Transcribe the material exactly. Images do not belong in the copy.

-- Start Extracted information --

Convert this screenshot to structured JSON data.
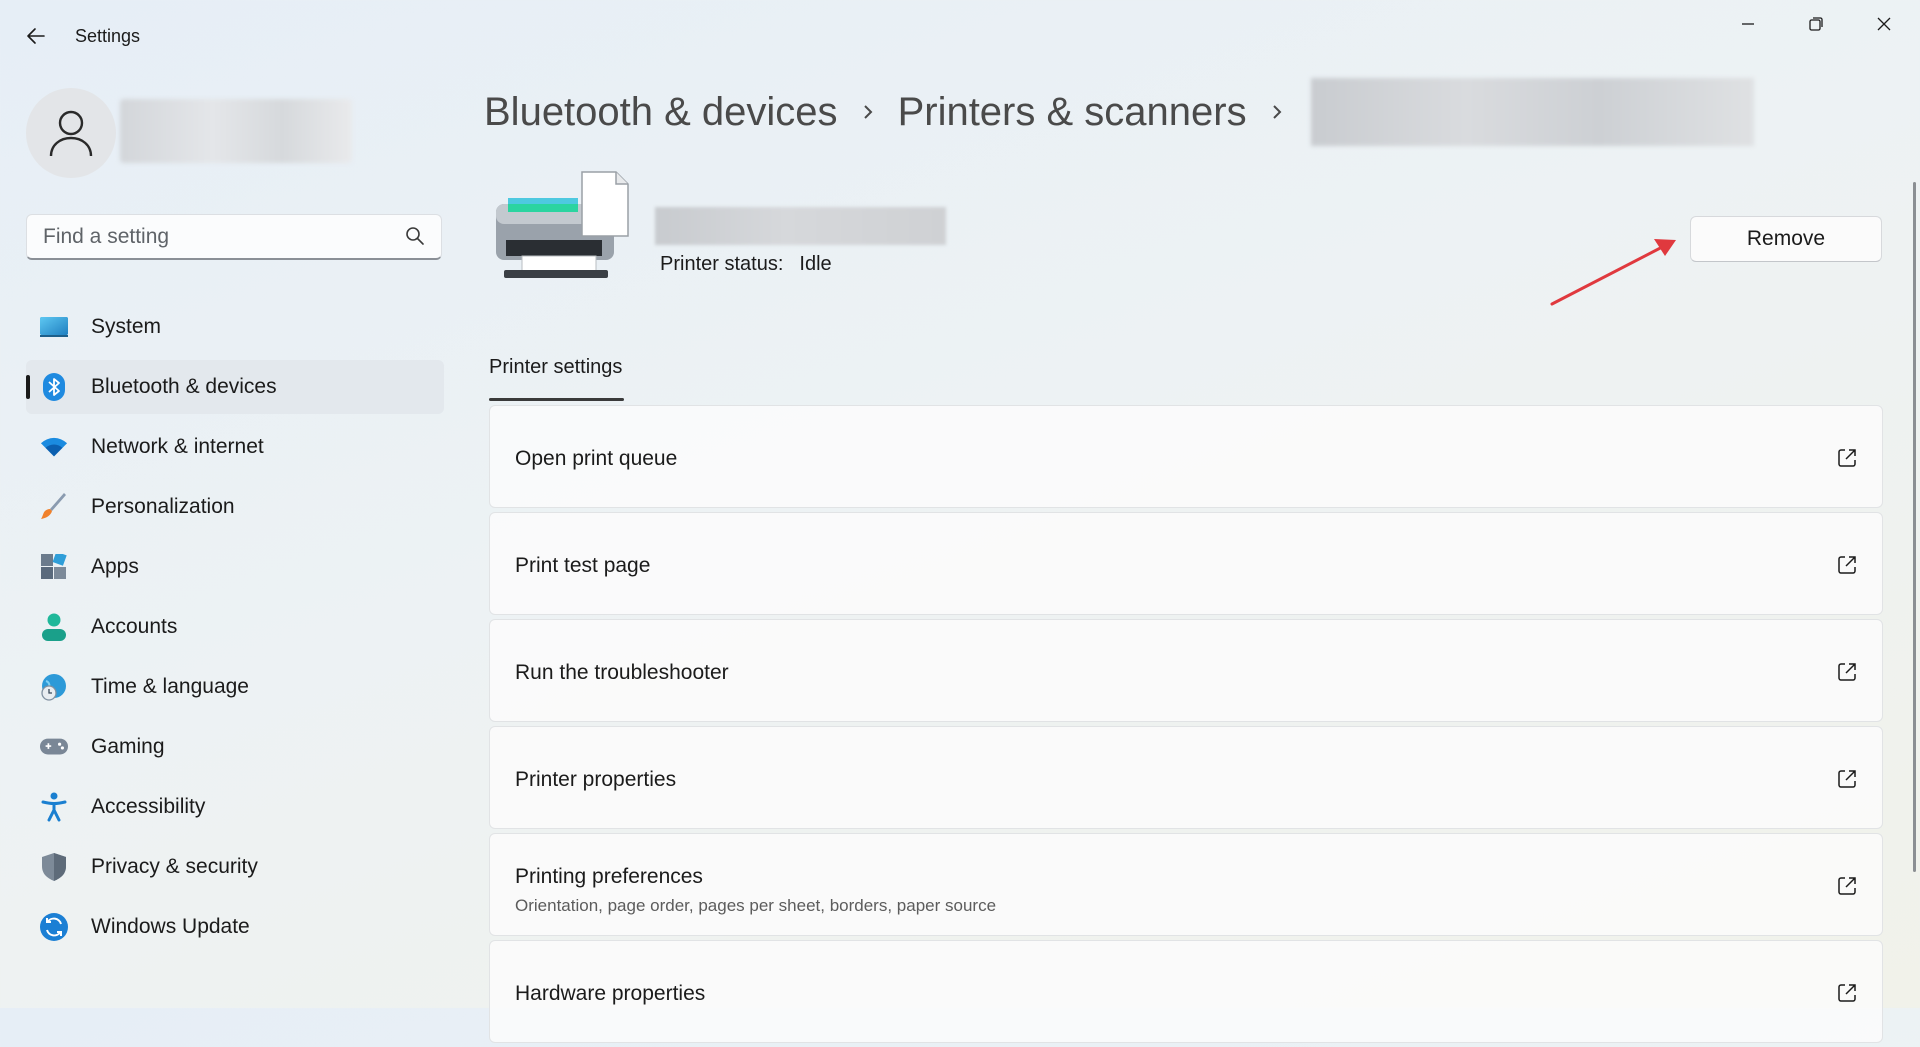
{
  "window": {
    "title": "Settings",
    "controls": {
      "minimize": "minimize",
      "restore": "restore",
      "close": "close"
    }
  },
  "search": {
    "placeholder": "Find a setting"
  },
  "sidebar": {
    "items": [
      {
        "label": "System",
        "icon": "system-icon"
      },
      {
        "label": "Bluetooth & devices",
        "icon": "bluetooth-icon",
        "active": true
      },
      {
        "label": "Network & internet",
        "icon": "wifi-icon"
      },
      {
        "label": "Personalization",
        "icon": "brush-icon"
      },
      {
        "label": "Apps",
        "icon": "apps-icon"
      },
      {
        "label": "Accounts",
        "icon": "accounts-icon"
      },
      {
        "label": "Time & language",
        "icon": "globe-clock-icon"
      },
      {
        "label": "Gaming",
        "icon": "gamepad-icon"
      },
      {
        "label": "Accessibility",
        "icon": "accessibility-icon"
      },
      {
        "label": "Privacy & security",
        "icon": "shield-icon"
      },
      {
        "label": "Windows Update",
        "icon": "update-icon"
      }
    ]
  },
  "breadcrumb": {
    "items": [
      "Bluetooth & devices",
      "Printers & scanners"
    ]
  },
  "printer": {
    "status_label": "Printer status:",
    "status_value": "Idle",
    "remove_label": "Remove"
  },
  "section": {
    "tab_label": "Printer settings"
  },
  "cards": [
    {
      "title": "Open print queue",
      "subtitle": ""
    },
    {
      "title": "Print test page",
      "subtitle": ""
    },
    {
      "title": "Run the troubleshooter",
      "subtitle": ""
    },
    {
      "title": "Printer properties",
      "subtitle": ""
    },
    {
      "title": "Printing preferences",
      "subtitle": "Orientation, page order, pages per sheet, borders, paper source"
    },
    {
      "title": "Hardware properties",
      "subtitle": ""
    }
  ],
  "colors": {
    "accent": "#0067c0",
    "annotation_arrow": "#e0393e"
  }
}
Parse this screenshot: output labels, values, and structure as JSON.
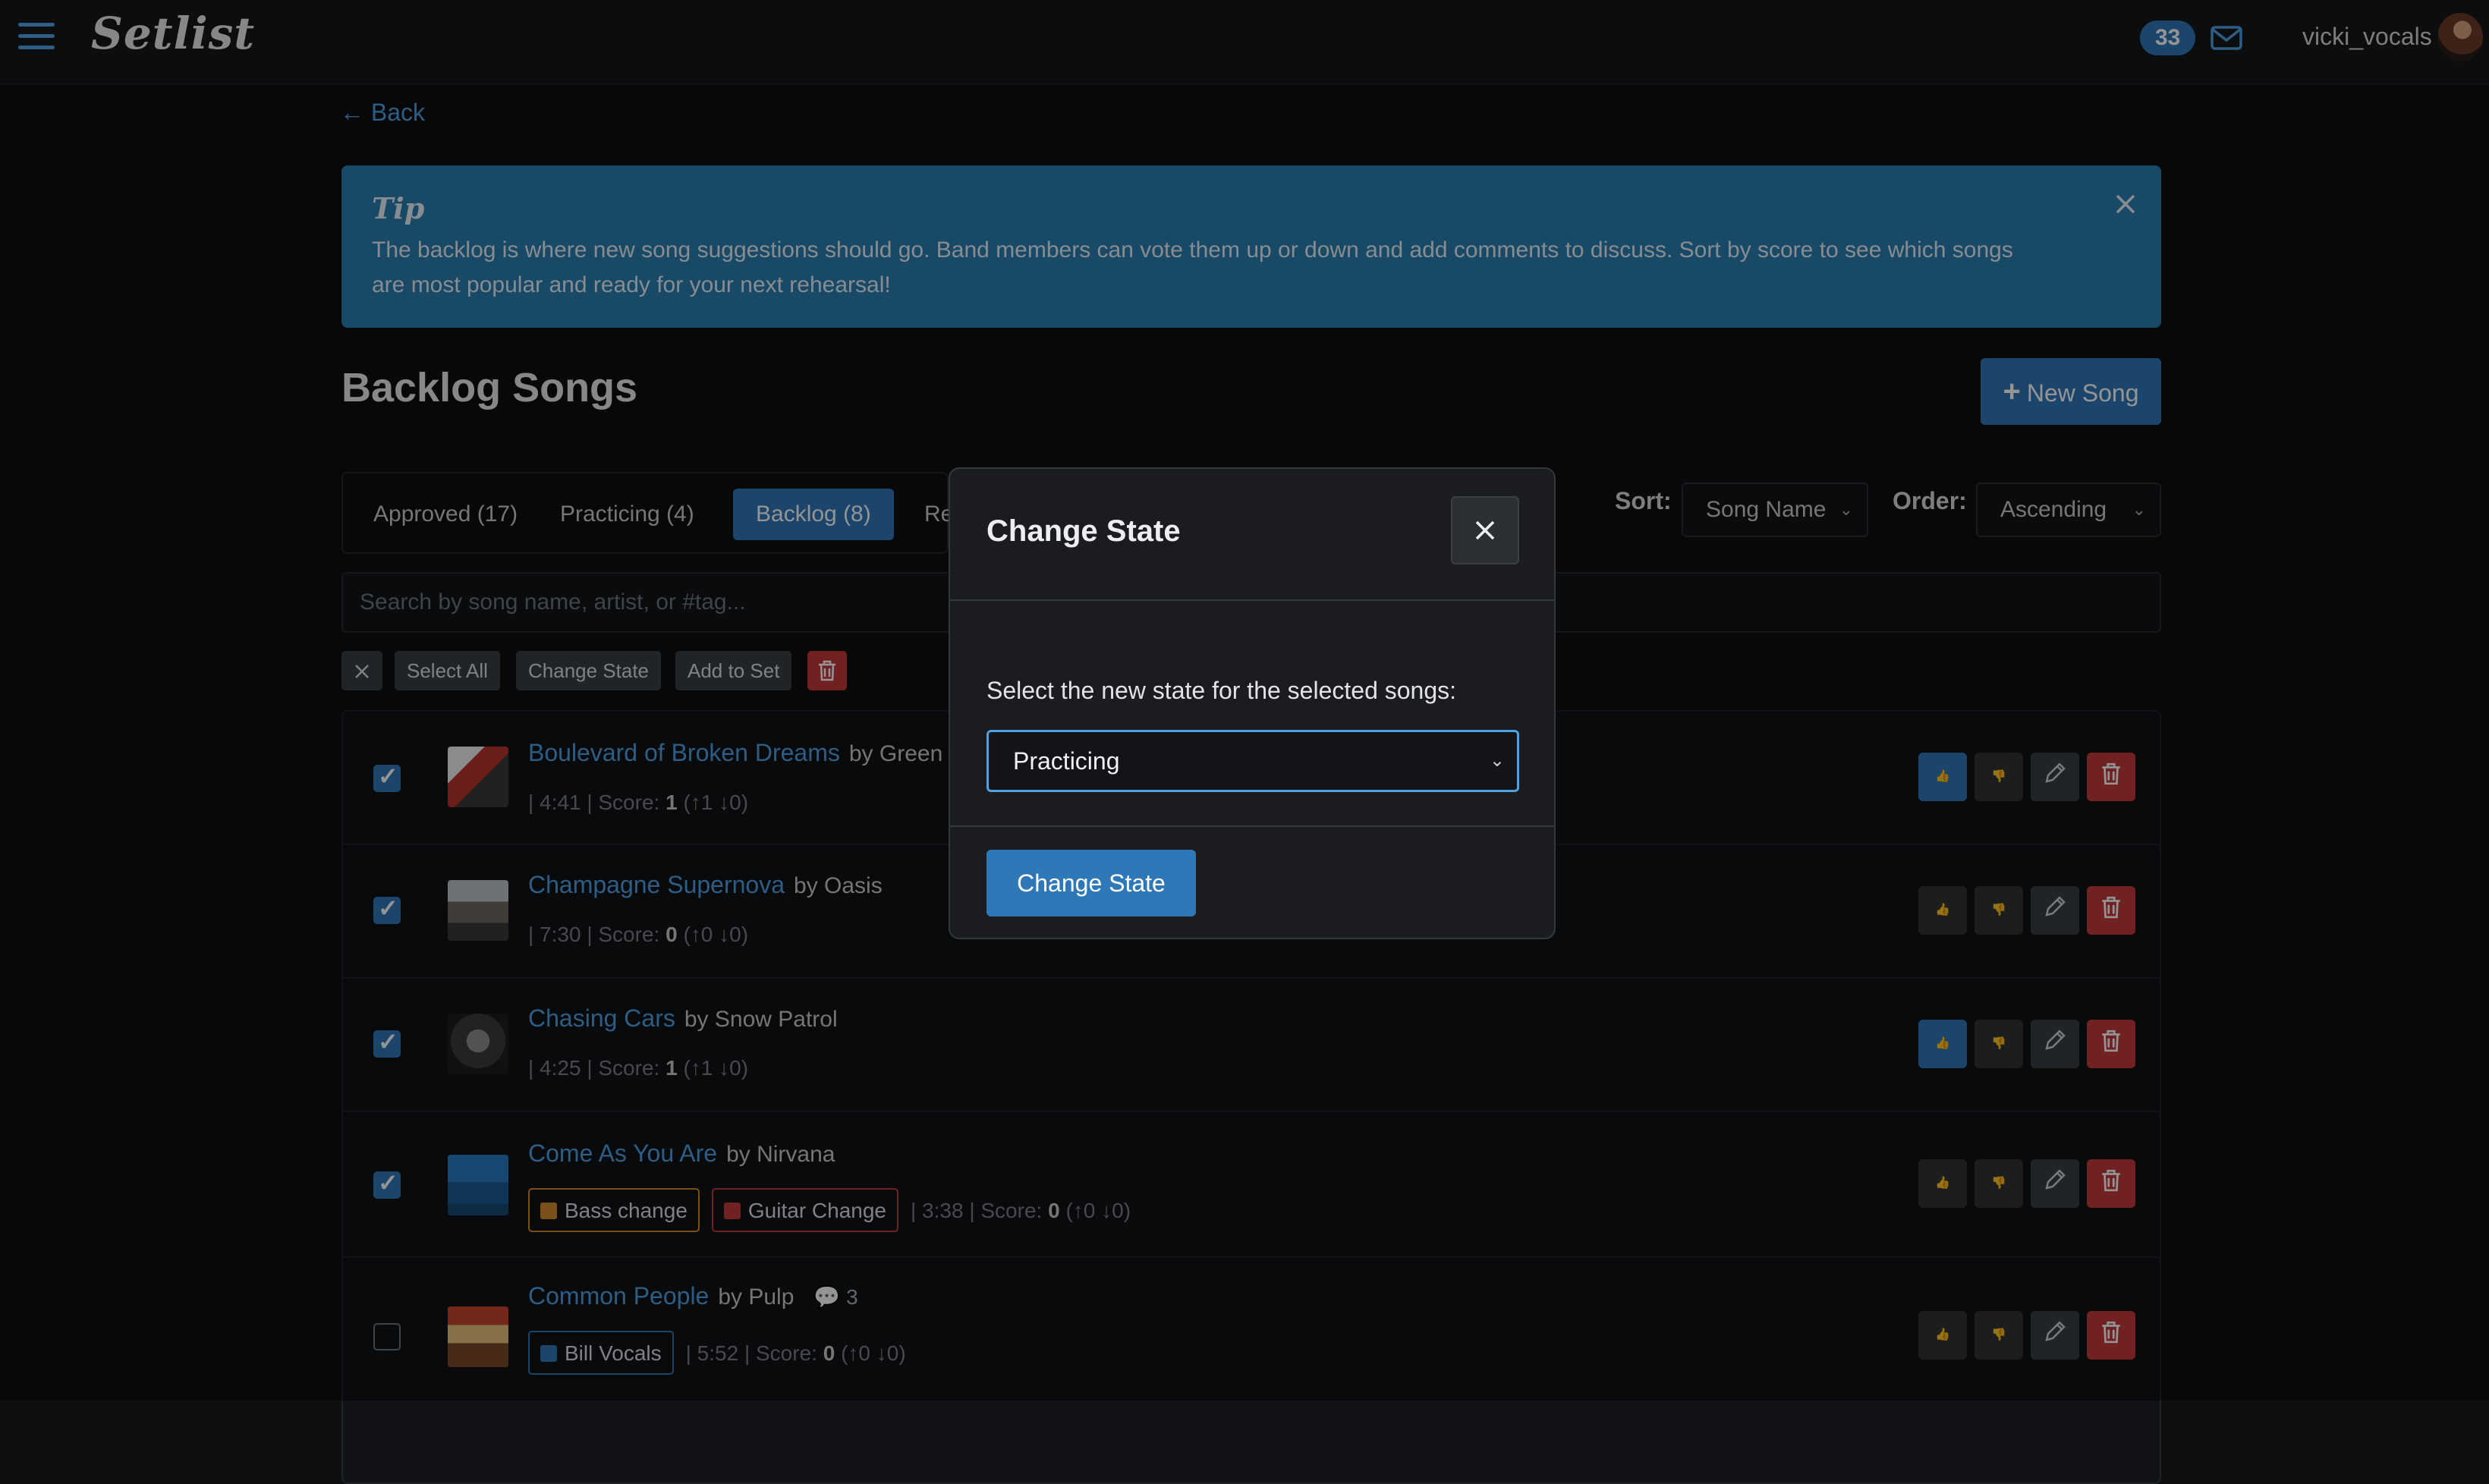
{
  "app": {
    "brand": "Setlist",
    "notification_count": "33",
    "username": "vicki_vocals"
  },
  "nav": {
    "back_label": "← Back"
  },
  "tip": {
    "title": "Tip",
    "text": "The backlog is where new song suggestions should go. Band members can vote them up or down and add comments to discuss. Sort by score to see which songs are most popular and ready for your next rehearsal!"
  },
  "page": {
    "title": "Backlog Songs",
    "new_song_label": "New Song"
  },
  "tabs": [
    "Approved (17)",
    "Practicing (4)",
    "Backlog (8)",
    "Re"
  ],
  "sort": {
    "label": "Sort:",
    "value": "Song Name",
    "order_label": "Order:",
    "order_value": "Ascending"
  },
  "search": {
    "placeholder": "Search by song name, artist, or #tag..."
  },
  "bulk": {
    "select_all": "Select All",
    "change_state": "Change State",
    "add_to_set": "Add to Set"
  },
  "songs": [
    {
      "title": "Boulevard of Broken Dreams",
      "artist": "by Green",
      "meta_pre": "| 4:41 | Score: ",
      "score": "1",
      "votes": "(↑1 ↓0)",
      "checked": true,
      "upvoted": true
    },
    {
      "title": "Champagne Supernova",
      "artist": "by Oasis",
      "meta_pre": "| 7:30 | Score: ",
      "score": "0",
      "votes": "(↑0 ↓0)",
      "checked": true,
      "upvoted": false
    },
    {
      "title": "Chasing Cars",
      "artist": "by Snow Patrol",
      "meta_pre": "| 4:25 | Score: ",
      "score": "1",
      "votes": "(↑1 ↓0)",
      "checked": true,
      "upvoted": true
    },
    {
      "title": "Come As You Are",
      "artist": "by Nirvana",
      "tags": [
        {
          "label": "Bass change",
          "color": "#d08a2c"
        },
        {
          "label": "Guitar Change",
          "color": "#c33a3a"
        }
      ],
      "meta_pre": "| 3:38 | Score: ",
      "score": "0",
      "votes": "(↑0 ↓0)",
      "checked": true,
      "upvoted": false
    },
    {
      "title": "Common People",
      "artist": "by Pulp",
      "comments": "3",
      "tags": [
        {
          "label": "Bill Vocals",
          "color": "#2f78b8"
        }
      ],
      "meta_pre": "| 5:52 | Score: ",
      "score": "0",
      "votes": "(↑0 ↓0)",
      "checked": false,
      "upvoted": false
    }
  ],
  "modal": {
    "title": "Change State",
    "prompt": "Select the new state for the selected songs:",
    "selected_state": "Practicing",
    "submit_label": "Change State"
  }
}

-- End Extracted information --

### Solved exercise
Convert this screenshot to structured JSON data.
{
  "window": {
    "title": "Settings",
    "controls": {
      "minimize": "minimize",
      "restore": "restore",
      "close": "close"
    }
  },
  "search": {
    "placeholder": "Find a setting"
  },
  "sidebar": {
    "items": [
      {
        "label": "System",
        "icon": "system-icon"
      },
      {
        "label": "Bluetooth & devices",
        "icon": "bluetooth-icon",
        "active": true
      },
      {
        "label": "Network & internet",
        "icon": "wifi-icon"
      },
      {
        "label": "Personalization",
        "icon": "brush-icon"
      },
      {
        "label": "Apps",
        "icon": "apps-icon"
      },
      {
        "label": "Accounts",
        "icon": "accounts-icon"
      },
      {
        "label": "Time & language",
        "icon": "globe-clock-icon"
      },
      {
        "label": "Gaming",
        "icon": "gamepad-icon"
      },
      {
        "label": "Accessibility",
        "icon": "accessibility-icon"
      },
      {
        "label": "Privacy & security",
        "icon": "shield-icon"
      },
      {
        "label": "Windows Update",
        "icon": "update-icon"
      }
    ]
  },
  "breadcrumb": {
    "items": [
      "Bluetooth & devices",
      "Printers & scanners"
    ]
  },
  "printer": {
    "status_label": "Printer status:",
    "status_value": "Idle",
    "remove_label": "Remove"
  },
  "section": {
    "tab_label": "Printer settings"
  },
  "cards": [
    {
      "title": "Open print queue",
      "subtitle": ""
    },
    {
      "title": "Print test page",
      "subtitle": ""
    },
    {
      "title": "Run the troubleshooter",
      "subtitle": ""
    },
    {
      "title": "Printer properties",
      "subtitle": ""
    },
    {
      "title": "Printing preferences",
      "subtitle": "Orientation, page order, pages per sheet, borders, paper source"
    },
    {
      "title": "Hardware properties",
      "subtitle": ""
    }
  ],
  "colors": {
    "accent": "#0067c0",
    "annotation_arrow": "#e0393e"
  }
}
Parse this screenshot: output labels, values, and structure as JSON.
{
  "app": {
    "brand": "Setlist",
    "notification_count": "33",
    "username": "vicki_vocals"
  },
  "nav": {
    "back_label": "← Back"
  },
  "tip": {
    "title": "Tip",
    "text": "The backlog is where new song suggestions should go. Band members can vote them up or down and add comments to discuss. Sort by score to see which songs are most popular and ready for your next rehearsal!"
  },
  "page": {
    "title": "Backlog Songs",
    "new_song_label": "New Song"
  },
  "tabs": [
    "Approved (17)",
    "Practicing (4)",
    "Backlog (8)",
    "Re"
  ],
  "sort": {
    "label": "Sort:",
    "value": "Song Name",
    "order_label": "Order:",
    "order_value": "Ascending"
  },
  "search": {
    "placeholder": "Search by song name, artist, or #tag..."
  },
  "bulk": {
    "select_all": "Select All",
    "change_state": "Change State",
    "add_to_set": "Add to Set"
  },
  "songs": [
    {
      "title": "Boulevard of Broken Dreams",
      "artist": "by Green",
      "meta_pre": "| 4:41 | Score: ",
      "score": "1",
      "votes": "(↑1 ↓0)",
      "checked": true,
      "upvoted": true
    },
    {
      "title": "Champagne Supernova",
      "artist": "by Oasis",
      "meta_pre": "| 7:30 | Score: ",
      "score": "0",
      "votes": "(↑0 ↓0)",
      "checked": true,
      "upvoted": false
    },
    {
      "title": "Chasing Cars",
      "artist": "by Snow Patrol",
      "meta_pre": "| 4:25 | Score: ",
      "score": "1",
      "votes": "(↑1 ↓0)",
      "checked": true,
      "upvoted": true
    },
    {
      "title": "Come As You Are",
      "artist": "by Nirvana",
      "tags": [
        {
          "label": "Bass change",
          "color": "#d08a2c"
        },
        {
          "label": "Guitar Change",
          "color": "#c33a3a"
        }
      ],
      "meta_pre": "| 3:38 | Score: ",
      "score": "0",
      "votes": "(↑0 ↓0)",
      "checked": true,
      "upvoted": false
    },
    {
      "title": "Common People",
      "artist": "by Pulp",
      "comments": "3",
      "tags": [
        {
          "label": "Bill Vocals",
          "color": "#2f78b8"
        }
      ],
      "meta_pre": "| 5:52 | Score: ",
      "score": "0",
      "votes": "(↑0 ↓0)",
      "checked": false,
      "upvoted": false
    }
  ],
  "modal": {
    "title": "Change State",
    "prompt": "Select the new state for the selected songs:",
    "selected_state": "Practicing",
    "submit_label": "Change State"
  }
}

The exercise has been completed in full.